Copy each line of the records that holds the string "Zealand".

• _Data to process_:
--- BEGIN ---
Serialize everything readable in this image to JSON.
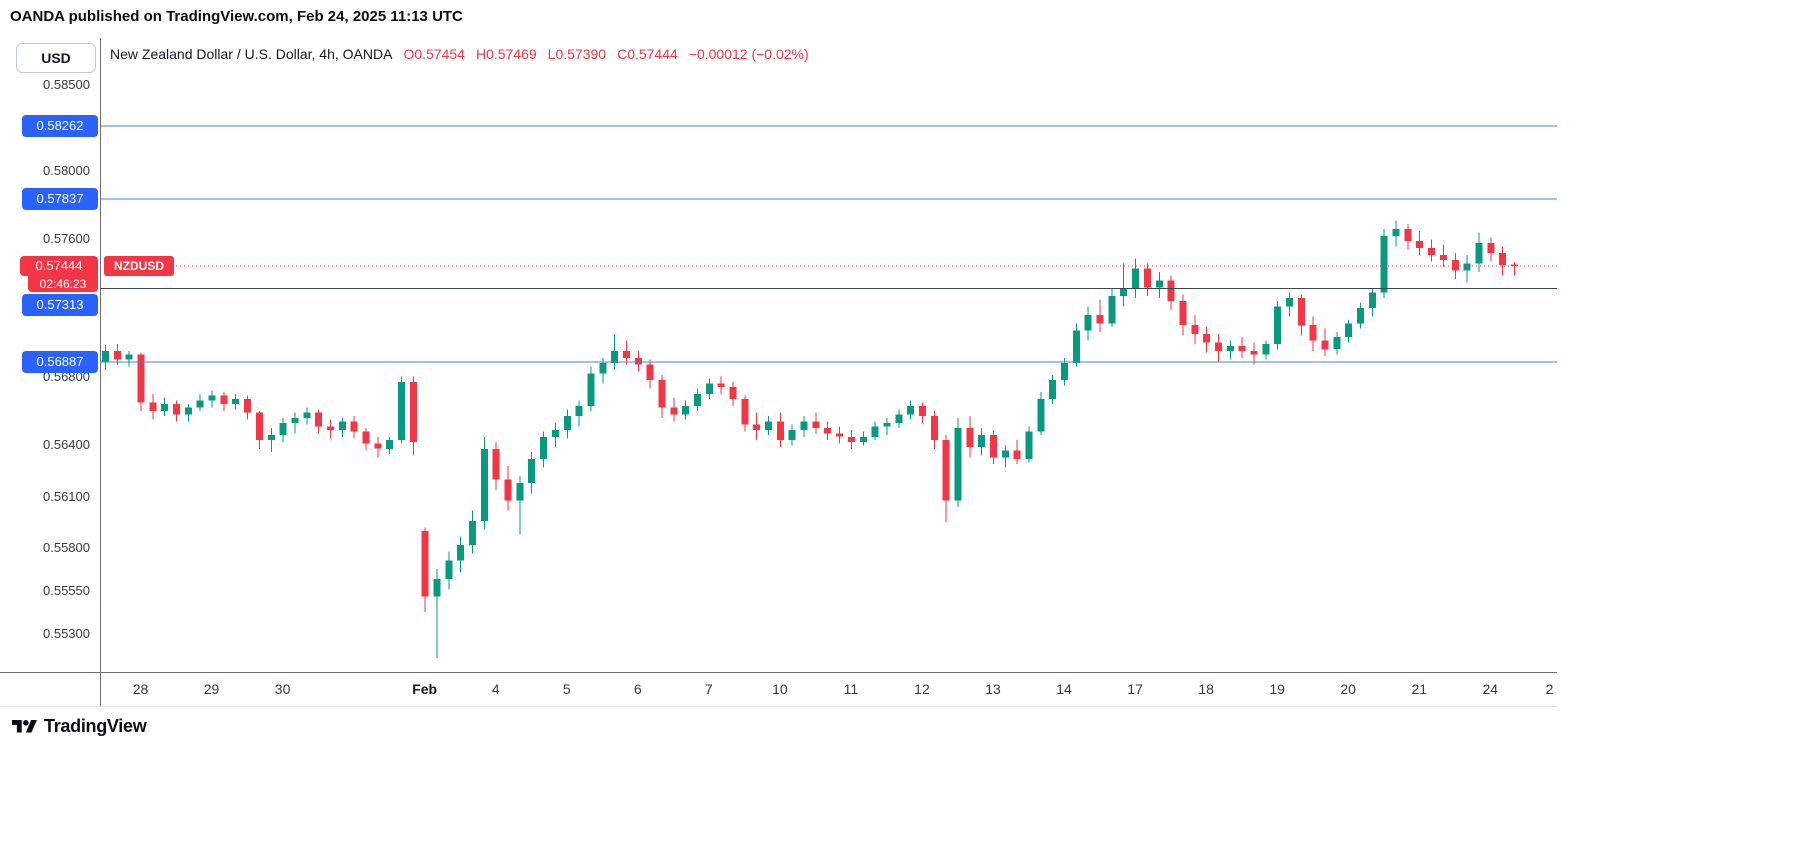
{
  "credit": "OANDA published on TradingView.com, Feb 24, 2025 11:13 UTC",
  "header": {
    "symbol_title": "New Zealand Dollar / U.S. Dollar, 4h, OANDA",
    "o": "O0.57454",
    "h": "H0.57469",
    "l": "L0.57390",
    "c": "C0.57444",
    "change": "−0.00012 (−0.02%)",
    "value_color": "#f23645"
  },
  "price_scale": {
    "currency_label": "USD"
  },
  "footer": {
    "logo_text": "TradingView"
  },
  "chart_data": {
    "type": "candlestick",
    "symbol": "NZDUSD",
    "timeframe": "4h",
    "exchange": "OANDA",
    "title": "New Zealand Dollar / U.S. Dollar, 4h, OANDA",
    "up_color": "#089981",
    "down_color": "#f23645",
    "grid": false,
    "y_axis": {
      "min": 0.55079,
      "max": 0.58774
    },
    "y_ticks": [
      "0.58500",
      "0.58000",
      "0.57600",
      "0.56800",
      "0.56400",
      "0.56100",
      "0.55800",
      "0.55550",
      "0.55300"
    ],
    "x_ticks": [
      {
        "label": "28",
        "index": 3
      },
      {
        "label": "29",
        "index": 9
      },
      {
        "label": "30",
        "index": 15
      },
      {
        "label": "Feb",
        "index": 27,
        "major": true
      },
      {
        "label": "4",
        "index": 33
      },
      {
        "label": "5",
        "index": 39
      },
      {
        "label": "6",
        "index": 45
      },
      {
        "label": "7",
        "index": 51
      },
      {
        "label": "10",
        "index": 57
      },
      {
        "label": "11",
        "index": 63
      },
      {
        "label": "12",
        "index": 69
      },
      {
        "label": "13",
        "index": 75
      },
      {
        "label": "14",
        "index": 81
      },
      {
        "label": "17",
        "index": 87
      },
      {
        "label": "18",
        "index": 93
      },
      {
        "label": "19",
        "index": 99
      },
      {
        "label": "20",
        "index": 105
      },
      {
        "label": "21",
        "index": 111
      },
      {
        "label": "24",
        "index": 117
      },
      {
        "label": "2",
        "index": 122
      }
    ],
    "levels": [
      {
        "label": "0.58262",
        "price": 0.58262,
        "line_color": "#4880ee",
        "badge_color": "#2962ff"
      },
      {
        "label": "0.57837",
        "price": 0.57837,
        "line_color": "#4880ee",
        "badge_color": "#2962ff"
      },
      {
        "label": "0.57313",
        "price": 0.57313,
        "line_color": "#37474f",
        "badge_color": "#2962ff",
        "badge_dy": 16
      },
      {
        "label": "0.56887",
        "price": 0.56887,
        "line_color": "#4880ee",
        "badge_color": "#2962ff"
      }
    ],
    "price_line": {
      "label": "0.57444",
      "price": 0.57444,
      "countdown": "02:46:23",
      "tag": "NZDUSD",
      "color": "#f23645"
    },
    "candles": [
      [
        0.5689,
        0.56985,
        0.5684,
        0.5695
      ],
      [
        0.5695,
        0.5699,
        0.5687,
        0.569
      ],
      [
        0.569,
        0.5695,
        0.5686,
        0.5693
      ],
      [
        0.5693,
        0.5694,
        0.566,
        0.5665
      ],
      [
        0.5665,
        0.567,
        0.5655,
        0.566
      ],
      [
        0.566,
        0.5668,
        0.5657,
        0.5664
      ],
      [
        0.5664,
        0.5666,
        0.5654,
        0.5658
      ],
      [
        0.5658,
        0.5664,
        0.5654,
        0.5662
      ],
      [
        0.5662,
        0.567,
        0.566,
        0.5666
      ],
      [
        0.5666,
        0.5672,
        0.5662,
        0.5669
      ],
      [
        0.5669,
        0.5671,
        0.566,
        0.5664
      ],
      [
        0.5664,
        0.567,
        0.5661,
        0.5667
      ],
      [
        0.5667,
        0.5669,
        0.5655,
        0.5659
      ],
      [
        0.5659,
        0.566,
        0.5638,
        0.5643
      ],
      [
        0.5643,
        0.565,
        0.5636,
        0.5646
      ],
      [
        0.5646,
        0.5656,
        0.5642,
        0.5653
      ],
      [
        0.5653,
        0.5659,
        0.5647,
        0.5656
      ],
      [
        0.5656,
        0.5662,
        0.5652,
        0.5659
      ],
      [
        0.5659,
        0.5661,
        0.5647,
        0.5651
      ],
      [
        0.5651,
        0.5655,
        0.5644,
        0.5649
      ],
      [
        0.5649,
        0.5656,
        0.5645,
        0.5654
      ],
      [
        0.5654,
        0.5657,
        0.5644,
        0.5648
      ],
      [
        0.5648,
        0.565,
        0.5637,
        0.5641
      ],
      [
        0.5641,
        0.5645,
        0.5633,
        0.5638
      ],
      [
        0.5638,
        0.5645,
        0.5635,
        0.5643
      ],
      [
        0.5643,
        0.568,
        0.5641,
        0.5677
      ],
      [
        0.5677,
        0.568,
        0.5634,
        0.5642
      ],
      [
        0.559,
        0.5592,
        0.5543,
        0.5552
      ],
      [
        0.5552,
        0.5568,
        0.5516,
        0.5562
      ],
      [
        0.5562,
        0.5578,
        0.5556,
        0.5573
      ],
      [
        0.5573,
        0.5587,
        0.5566,
        0.5582
      ],
      [
        0.5582,
        0.5602,
        0.5577,
        0.5596
      ],
      [
        0.5596,
        0.5645,
        0.5591,
        0.5638
      ],
      [
        0.5638,
        0.5642,
        0.5614,
        0.562
      ],
      [
        0.562,
        0.5628,
        0.5602,
        0.5608
      ],
      [
        0.5608,
        0.5622,
        0.5588,
        0.5618
      ],
      [
        0.5618,
        0.5636,
        0.5612,
        0.5632
      ],
      [
        0.5632,
        0.5648,
        0.5627,
        0.5645
      ],
      [
        0.5645,
        0.5653,
        0.5639,
        0.5649
      ],
      [
        0.5649,
        0.5661,
        0.5644,
        0.5657
      ],
      [
        0.5657,
        0.5666,
        0.5651,
        0.5663
      ],
      [
        0.5663,
        0.5686,
        0.566,
        0.5682
      ],
      [
        0.5682,
        0.5691,
        0.5676,
        0.5688
      ],
      [
        0.5688,
        0.5705,
        0.5684,
        0.5695
      ],
      [
        0.5695,
        0.5701,
        0.5687,
        0.5691
      ],
      [
        0.5691,
        0.5695,
        0.5683,
        0.5687
      ],
      [
        0.5687,
        0.569,
        0.5673,
        0.5678
      ],
      [
        0.5678,
        0.5681,
        0.5656,
        0.5662
      ],
      [
        0.5662,
        0.5668,
        0.5654,
        0.5658
      ],
      [
        0.5658,
        0.5666,
        0.5655,
        0.5663
      ],
      [
        0.5663,
        0.5673,
        0.566,
        0.567
      ],
      [
        0.567,
        0.5679,
        0.5667,
        0.5676
      ],
      [
        0.5676,
        0.568,
        0.567,
        0.5674
      ],
      [
        0.5674,
        0.5677,
        0.5663,
        0.5667
      ],
      [
        0.5667,
        0.5669,
        0.5648,
        0.5652
      ],
      [
        0.5652,
        0.5659,
        0.5643,
        0.5649
      ],
      [
        0.5649,
        0.5657,
        0.5646,
        0.5654
      ],
      [
        0.5654,
        0.5659,
        0.5639,
        0.5643
      ],
      [
        0.5643,
        0.5652,
        0.564,
        0.5649
      ],
      [
        0.5649,
        0.5657,
        0.5645,
        0.5654
      ],
      [
        0.5654,
        0.5659,
        0.5647,
        0.565
      ],
      [
        0.565,
        0.5654,
        0.5643,
        0.5647
      ],
      [
        0.5647,
        0.5651,
        0.5641,
        0.5645
      ],
      [
        0.5645,
        0.5649,
        0.5638,
        0.5642
      ],
      [
        0.5642,
        0.5648,
        0.564,
        0.5645
      ],
      [
        0.5645,
        0.5654,
        0.5643,
        0.5651
      ],
      [
        0.5651,
        0.5656,
        0.5646,
        0.5653
      ],
      [
        0.5653,
        0.5661,
        0.565,
        0.5658
      ],
      [
        0.5658,
        0.5666,
        0.5655,
        0.5663
      ],
      [
        0.5663,
        0.5665,
        0.5653,
        0.5657
      ],
      [
        0.5657,
        0.566,
        0.5638,
        0.5643
      ],
      [
        0.5643,
        0.5646,
        0.5595,
        0.5608
      ],
      [
        0.5608,
        0.5656,
        0.5604,
        0.565
      ],
      [
        0.565,
        0.5657,
        0.5633,
        0.5639
      ],
      [
        0.5639,
        0.565,
        0.5634,
        0.5646
      ],
      [
        0.5646,
        0.5649,
        0.5629,
        0.5633
      ],
      [
        0.5633,
        0.564,
        0.5627,
        0.5637
      ],
      [
        0.5637,
        0.5643,
        0.5629,
        0.5632
      ],
      [
        0.5632,
        0.5651,
        0.563,
        0.5648
      ],
      [
        0.5648,
        0.5671,
        0.5646,
        0.5667
      ],
      [
        0.5667,
        0.5681,
        0.5664,
        0.5678
      ],
      [
        0.5678,
        0.5691,
        0.5675,
        0.5688
      ],
      [
        0.5688,
        0.5711,
        0.5686,
        0.5707
      ],
      [
        0.5707,
        0.5721,
        0.5701,
        0.5716
      ],
      [
        0.5716,
        0.5725,
        0.5706,
        0.5711
      ],
      [
        0.5711,
        0.5731,
        0.5709,
        0.5727
      ],
      [
        0.5727,
        0.5746,
        0.5721,
        0.5731
      ],
      [
        0.5731,
        0.5749,
        0.5726,
        0.5743
      ],
      [
        0.5743,
        0.5746,
        0.5727,
        0.5732
      ],
      [
        0.5732,
        0.5741,
        0.5726,
        0.5736
      ],
      [
        0.5736,
        0.5739,
        0.5719,
        0.5724
      ],
      [
        0.5724,
        0.5728,
        0.5704,
        0.571
      ],
      [
        0.571,
        0.5716,
        0.5699,
        0.5705
      ],
      [
        0.5705,
        0.5709,
        0.5694,
        0.57
      ],
      [
        0.57,
        0.5705,
        0.5689,
        0.5695
      ],
      [
        0.5695,
        0.5701,
        0.569,
        0.5698
      ],
      [
        0.5698,
        0.5703,
        0.5691,
        0.5695
      ],
      [
        0.5695,
        0.57,
        0.5687,
        0.5693
      ],
      [
        0.5693,
        0.5701,
        0.569,
        0.5699
      ],
      [
        0.5699,
        0.5724,
        0.5696,
        0.5721
      ],
      [
        0.5721,
        0.5729,
        0.5715,
        0.5726
      ],
      [
        0.5726,
        0.5728,
        0.5704,
        0.571
      ],
      [
        0.571,
        0.5715,
        0.5695,
        0.5701
      ],
      [
        0.5701,
        0.5708,
        0.5692,
        0.5696
      ],
      [
        0.5696,
        0.5706,
        0.5693,
        0.5703
      ],
      [
        0.5703,
        0.5713,
        0.57,
        0.5711
      ],
      [
        0.5711,
        0.5723,
        0.5708,
        0.572
      ],
      [
        0.572,
        0.5731,
        0.5715,
        0.5729
      ],
      [
        0.5729,
        0.5766,
        0.5726,
        0.5762
      ],
      [
        0.5762,
        0.5771,
        0.5756,
        0.5766
      ],
      [
        0.5766,
        0.5769,
        0.5754,
        0.5759
      ],
      [
        0.5759,
        0.5765,
        0.5751,
        0.5755
      ],
      [
        0.5755,
        0.576,
        0.5747,
        0.5751
      ],
      [
        0.5751,
        0.5757,
        0.5744,
        0.5748
      ],
      [
        0.5748,
        0.5752,
        0.5737,
        0.5742
      ],
      [
        0.5742,
        0.5751,
        0.5735,
        0.5746
      ],
      [
        0.5746,
        0.5764,
        0.5741,
        0.5758
      ],
      [
        0.5758,
        0.5761,
        0.5747,
        0.5752
      ],
      [
        0.5752,
        0.5756,
        0.5739,
        0.5745
      ],
      [
        0.57454,
        0.57469,
        0.5739,
        0.57444
      ]
    ]
  }
}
--- END ---
• _Answer for the task_:
    "symbol_title": "New Zealand Dollar / U.S. Dollar, 4h, OANDA",
    "title": "New Zealand Dollar / U.S. Dollar, 4h, OANDA",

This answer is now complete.